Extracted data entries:
<<<<
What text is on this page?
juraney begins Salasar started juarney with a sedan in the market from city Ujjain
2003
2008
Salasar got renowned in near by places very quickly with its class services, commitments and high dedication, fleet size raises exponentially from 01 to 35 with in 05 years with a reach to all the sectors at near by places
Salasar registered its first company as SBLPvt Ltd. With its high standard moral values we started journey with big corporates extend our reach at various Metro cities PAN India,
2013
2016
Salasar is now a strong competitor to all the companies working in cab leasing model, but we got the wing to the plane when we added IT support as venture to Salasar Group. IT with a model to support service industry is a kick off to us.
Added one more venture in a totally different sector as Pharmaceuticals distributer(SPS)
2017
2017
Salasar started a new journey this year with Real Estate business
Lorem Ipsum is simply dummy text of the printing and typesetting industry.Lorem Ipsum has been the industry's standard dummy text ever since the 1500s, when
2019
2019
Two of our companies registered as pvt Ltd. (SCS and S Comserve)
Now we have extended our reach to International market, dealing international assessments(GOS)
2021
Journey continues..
>>>>
▶ [What you will do]
Extract all of the data shown above without alteration.

▶ [Answer for the task]
What text is on this page?
juraney begins Salasar started juarney with a sedan in the market from city Ujjain
2003
2008
Salasar got renowned in near by places very quickly with its class services, commitments and high dedication, fleet size raises exponentially from 01 to 35 with in 05 years with a reach to all the sectors at near by places
Salasar registered its first company as SBLPvt Ltd. With its high standard moral values we started journey with big corporates extend our reach at various Metro cities PAN India,
2013
2016
Salasar is now a strong competitor to all the companies working in cab leasing model, but we got the wing to the plane when we added IT support as venture to Salasar Group. IT with a model to support service industry is a kick off to us.
Added one more venture in a totally different sector as Pharmaceuticals distributer(SPS)
2017
2017
Salasar started a new journey this year with Real Estate business
Lorem Ipsum is simply dummy text of the printing and typesetting industry.Lorem Ipsum has been the industry's standard dummy text ever since the 1500s, when
2019
2019
Two of our companies registered as pvt Ltd. (SCS and S Comserve)
Now we have extended our reach to International market, dealing international assessments(GOS)
2021
Journey continues..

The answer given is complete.